Records excerpted from a collection:
####

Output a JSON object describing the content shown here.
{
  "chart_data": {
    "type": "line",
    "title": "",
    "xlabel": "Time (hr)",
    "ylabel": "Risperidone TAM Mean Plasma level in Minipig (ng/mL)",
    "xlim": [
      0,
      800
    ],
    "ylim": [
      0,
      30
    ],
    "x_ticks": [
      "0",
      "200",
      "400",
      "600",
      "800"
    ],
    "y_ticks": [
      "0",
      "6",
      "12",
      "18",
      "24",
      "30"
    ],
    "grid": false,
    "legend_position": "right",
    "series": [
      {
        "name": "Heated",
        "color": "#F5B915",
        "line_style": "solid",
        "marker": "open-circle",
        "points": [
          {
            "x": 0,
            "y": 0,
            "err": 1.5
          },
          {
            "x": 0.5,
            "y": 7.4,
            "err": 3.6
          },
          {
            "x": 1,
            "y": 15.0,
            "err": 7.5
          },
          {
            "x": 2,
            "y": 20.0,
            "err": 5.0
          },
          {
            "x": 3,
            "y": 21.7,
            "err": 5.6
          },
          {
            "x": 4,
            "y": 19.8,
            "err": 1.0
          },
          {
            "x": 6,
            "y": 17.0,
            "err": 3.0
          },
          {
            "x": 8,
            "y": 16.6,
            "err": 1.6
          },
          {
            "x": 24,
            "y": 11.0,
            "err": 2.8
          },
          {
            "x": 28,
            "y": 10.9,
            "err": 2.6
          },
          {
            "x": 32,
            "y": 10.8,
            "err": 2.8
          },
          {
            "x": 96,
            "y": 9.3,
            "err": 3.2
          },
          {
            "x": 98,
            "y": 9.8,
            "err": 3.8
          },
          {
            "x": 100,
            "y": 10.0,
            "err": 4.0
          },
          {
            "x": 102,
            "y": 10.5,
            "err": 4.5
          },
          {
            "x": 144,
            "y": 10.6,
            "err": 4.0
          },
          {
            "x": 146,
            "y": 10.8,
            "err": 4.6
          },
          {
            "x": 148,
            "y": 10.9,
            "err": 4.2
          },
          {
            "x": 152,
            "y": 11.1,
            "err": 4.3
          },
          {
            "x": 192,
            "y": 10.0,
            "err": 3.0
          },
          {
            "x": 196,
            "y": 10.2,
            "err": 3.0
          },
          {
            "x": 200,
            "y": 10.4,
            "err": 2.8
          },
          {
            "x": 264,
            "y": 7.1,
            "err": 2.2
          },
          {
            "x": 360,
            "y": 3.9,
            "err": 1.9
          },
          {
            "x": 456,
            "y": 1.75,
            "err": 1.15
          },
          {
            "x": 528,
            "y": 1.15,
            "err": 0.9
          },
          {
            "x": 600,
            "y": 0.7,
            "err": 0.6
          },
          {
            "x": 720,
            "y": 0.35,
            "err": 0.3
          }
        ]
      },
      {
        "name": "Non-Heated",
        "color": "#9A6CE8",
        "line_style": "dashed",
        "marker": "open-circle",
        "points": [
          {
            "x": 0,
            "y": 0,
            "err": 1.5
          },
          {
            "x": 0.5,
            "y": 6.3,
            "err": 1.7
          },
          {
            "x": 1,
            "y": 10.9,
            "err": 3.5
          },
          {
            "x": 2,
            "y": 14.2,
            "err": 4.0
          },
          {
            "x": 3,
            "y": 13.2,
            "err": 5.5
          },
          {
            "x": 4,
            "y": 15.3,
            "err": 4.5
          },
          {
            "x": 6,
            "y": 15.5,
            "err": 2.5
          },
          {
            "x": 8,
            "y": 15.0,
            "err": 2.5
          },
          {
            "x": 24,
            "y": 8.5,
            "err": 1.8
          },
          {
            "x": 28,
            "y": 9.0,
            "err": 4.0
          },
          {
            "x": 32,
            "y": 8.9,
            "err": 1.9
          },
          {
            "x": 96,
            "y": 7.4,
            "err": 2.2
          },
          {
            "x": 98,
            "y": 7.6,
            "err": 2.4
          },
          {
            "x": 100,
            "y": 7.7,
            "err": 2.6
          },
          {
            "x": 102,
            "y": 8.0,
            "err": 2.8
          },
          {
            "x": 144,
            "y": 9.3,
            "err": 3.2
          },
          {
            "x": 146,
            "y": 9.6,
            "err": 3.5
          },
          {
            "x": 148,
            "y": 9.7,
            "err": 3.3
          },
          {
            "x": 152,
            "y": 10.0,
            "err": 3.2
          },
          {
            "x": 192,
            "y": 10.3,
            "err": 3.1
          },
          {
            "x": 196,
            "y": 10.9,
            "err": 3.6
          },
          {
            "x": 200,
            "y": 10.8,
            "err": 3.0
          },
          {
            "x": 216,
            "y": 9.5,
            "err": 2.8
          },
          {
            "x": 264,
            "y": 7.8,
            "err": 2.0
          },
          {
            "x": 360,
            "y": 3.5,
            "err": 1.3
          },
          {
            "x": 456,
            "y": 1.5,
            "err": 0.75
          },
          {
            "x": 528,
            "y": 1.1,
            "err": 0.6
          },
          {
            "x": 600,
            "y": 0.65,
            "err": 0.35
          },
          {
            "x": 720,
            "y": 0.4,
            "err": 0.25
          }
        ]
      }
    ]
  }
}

####

Direction: Transcribe every entry exactly, omitting nothing.

Output for this task:
Output a JSON object describing the content shown here.
{
  "chart_data": {
    "type": "line",
    "title": "",
    "xlabel": "Time (hr)",
    "ylabel": "Risperidone TAM Mean Plasma level in Minipig (ng/mL)",
    "xlim": [
      0,
      800
    ],
    "ylim": [
      0,
      30
    ],
    "x_ticks": [
      "0",
      "200",
      "400",
      "600",
      "800"
    ],
    "y_ticks": [
      "0",
      "6",
      "12",
      "18",
      "24",
      "30"
    ],
    "grid": false,
    "legend_position": "right",
    "series": [
      {
        "name": "Heated",
        "color": "#F5B915",
        "line_style": "solid",
        "marker": "open-circle",
        "points": [
          {
            "x": 0,
            "y": 0,
            "err": 1.5
          },
          {
            "x": 0.5,
            "y": 7.4,
            "err": 3.6
          },
          {
            "x": 1,
            "y": 15.0,
            "err": 7.5
          },
          {
            "x": 2,
            "y": 20.0,
            "err": 5.0
          },
          {
            "x": 3,
            "y": 21.7,
            "err": 5.6
          },
          {
            "x": 4,
            "y": 19.8,
            "err": 1.0
          },
          {
            "x": 6,
            "y": 17.0,
            "err": 3.0
          },
          {
            "x": 8,
            "y": 16.6,
            "err": 1.6
          },
          {
            "x": 24,
            "y": 11.0,
            "err": 2.8
          },
          {
            "x": 28,
            "y": 10.9,
            "err": 2.6
          },
          {
            "x": 32,
            "y": 10.8,
            "err": 2.8
          },
          {
            "x": 96,
            "y": 9.3,
            "err": 3.2
          },
          {
            "x": 98,
            "y": 9.8,
            "err": 3.8
          },
          {
            "x": 100,
            "y": 10.0,
            "err": 4.0
          },
          {
            "x": 102,
            "y": 10.5,
            "err": 4.5
          },
          {
            "x": 144,
            "y": 10.6,
            "err": 4.0
          },
          {
            "x": 146,
            "y": 10.8,
            "err": 4.6
          },
          {
            "x": 148,
            "y": 10.9,
            "err": 4.2
          },
          {
            "x": 152,
            "y": 11.1,
            "err": 4.3
          },
          {
            "x": 192,
            "y": 10.0,
            "err": 3.0
          },
          {
            "x": 196,
            "y": 10.2,
            "err": 3.0
          },
          {
            "x": 200,
            "y": 10.4,
            "err": 2.8
          },
          {
            "x": 264,
            "y": 7.1,
            "err": 2.2
          },
          {
            "x": 360,
            "y": 3.9,
            "err": 1.9
          },
          {
            "x": 456,
            "y": 1.75,
            "err": 1.15
          },
          {
            "x": 528,
            "y": 1.15,
            "err": 0.9
          },
          {
            "x": 600,
            "y": 0.7,
            "err": 0.6
          },
          {
            "x": 720,
            "y": 0.35,
            "err": 0.3
          }
        ]
      },
      {
        "name": "Non-Heated",
        "color": "#9A6CE8",
        "line_style": "dashed",
        "marker": "open-circle",
        "points": [
          {
            "x": 0,
            "y": 0,
            "err": 1.5
          },
          {
            "x": 0.5,
            "y": 6.3,
            "err": 1.7
          },
          {
            "x": 1,
            "y": 10.9,
            "err": 3.5
          },
          {
            "x": 2,
            "y": 14.2,
            "err": 4.0
          },
          {
            "x": 3,
            "y": 13.2,
            "err": 5.5
          },
          {
            "x": 4,
            "y": 15.3,
            "err": 4.5
          },
          {
            "x": 6,
            "y": 15.5,
            "err": 2.5
          },
          {
            "x": 8,
            "y": 15.0,
            "err": 2.5
          },
          {
            "x": 24,
            "y": 8.5,
            "err": 1.8
          },
          {
            "x": 28,
            "y": 9.0,
            "err": 4.0
          },
          {
            "x": 32,
            "y": 8.9,
            "err": 1.9
          },
          {
            "x": 96,
            "y": 7.4,
            "err": 2.2
          },
          {
            "x": 98,
            "y": 7.6,
            "err": 2.4
          },
          {
            "x": 100,
            "y": 7.7,
            "err": 2.6
          },
          {
            "x": 102,
            "y": 8.0,
            "err": 2.8
          },
          {
            "x": 144,
            "y": 9.3,
            "err": 3.2
          },
          {
            "x": 146,
            "y": 9.6,
            "err": 3.5
          },
          {
            "x": 148,
            "y": 9.7,
            "err": 3.3
          },
          {
            "x": 152,
            "y": 10.0,
            "err": 3.2
          },
          {
            "x": 192,
            "y": 10.3,
            "err": 3.1
          },
          {
            "x": 196,
            "y": 10.9,
            "err": 3.6
          },
          {
            "x": 200,
            "y": 10.8,
            "err": 3.0
          },
          {
            "x": 216,
            "y": 9.5,
            "err": 2.8
          },
          {
            "x": 264,
            "y": 7.8,
            "err": 2.0
          },
          {
            "x": 360,
            "y": 3.5,
            "err": 1.3
          },
          {
            "x": 456,
            "y": 1.5,
            "err": 0.75
          },
          {
            "x": 528,
            "y": 1.1,
            "err": 0.6
          },
          {
            "x": 600,
            "y": 0.65,
            "err": 0.35
          },
          {
            "x": 720,
            "y": 0.4,
            "err": 0.25
          }
        ]
      }
    ]
  }
}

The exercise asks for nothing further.